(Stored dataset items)
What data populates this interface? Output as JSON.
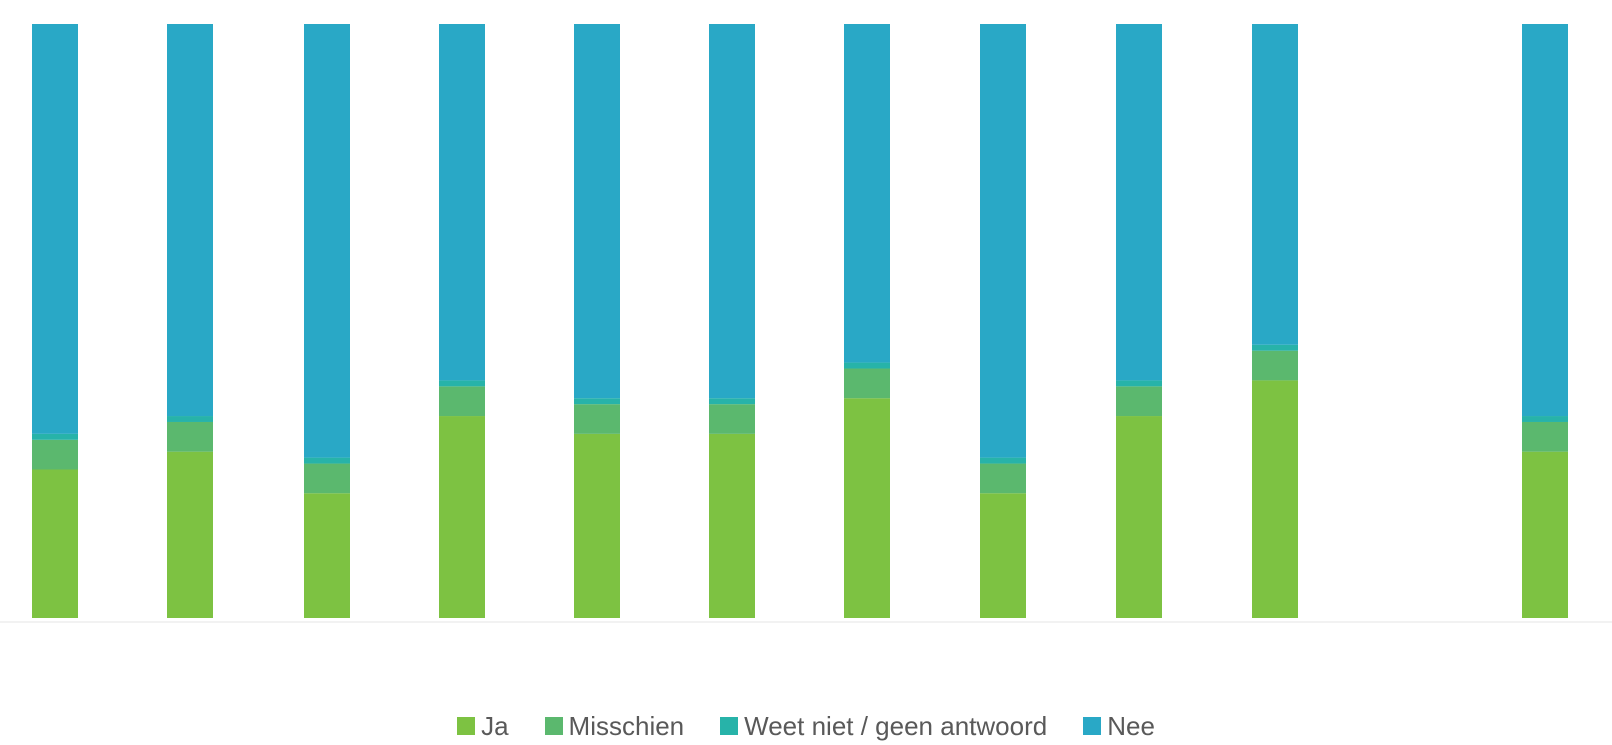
{
  "chart_data": {
    "type": "bar",
    "stacked": true,
    "orientation": "vertical",
    "categories": [
      "",
      "",
      "",
      "",
      "",
      "",
      "",
      "",
      "",
      "",
      ""
    ],
    "series": [
      {
        "name": "Ja",
        "color": "#7DC242",
        "values": [
          25,
          28,
          21,
          34,
          31,
          31,
          37,
          21,
          34,
          40,
          28
        ]
      },
      {
        "name": "Misschien",
        "color": "#5BB86E",
        "values": [
          5,
          5,
          5,
          5,
          5,
          5,
          5,
          5,
          5,
          5,
          5
        ]
      },
      {
        "name": "Weet niet / geen antwoord",
        "color": "#27B3A9",
        "values": [
          1,
          1,
          1,
          1,
          1,
          1,
          1,
          1,
          1,
          1,
          1
        ]
      },
      {
        "name": "Nee",
        "color": "#29A8C6",
        "values": [
          69,
          66,
          73,
          60,
          63,
          63,
          57,
          73,
          60,
          54,
          66
        ]
      }
    ],
    "ylim": [
      0,
      100
    ],
    "grid": false,
    "legend": "bottom"
  }
}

• What is required:
Set down every record once more, word for word, without pictures.

• Output below:
What data populates this interface? Output as JSON.
{
  "chart_data": {
    "type": "bar",
    "stacked": true,
    "orientation": "vertical",
    "categories": [
      "",
      "",
      "",
      "",
      "",
      "",
      "",
      "",
      "",
      "",
      ""
    ],
    "series": [
      {
        "name": "Ja",
        "color": "#7DC242",
        "values": [
          25,
          28,
          21,
          34,
          31,
          31,
          37,
          21,
          34,
          40,
          28
        ]
      },
      {
        "name": "Misschien",
        "color": "#5BB86E",
        "values": [
          5,
          5,
          5,
          5,
          5,
          5,
          5,
          5,
          5,
          5,
          5
        ]
      },
      {
        "name": "Weet niet / geen antwoord",
        "color": "#27B3A9",
        "values": [
          1,
          1,
          1,
          1,
          1,
          1,
          1,
          1,
          1,
          1,
          1
        ]
      },
      {
        "name": "Nee",
        "color": "#29A8C6",
        "values": [
          69,
          66,
          73,
          60,
          63,
          63,
          57,
          73,
          60,
          54,
          66
        ]
      }
    ],
    "ylim": [
      0,
      100
    ],
    "grid": false,
    "legend": "bottom"
  }
}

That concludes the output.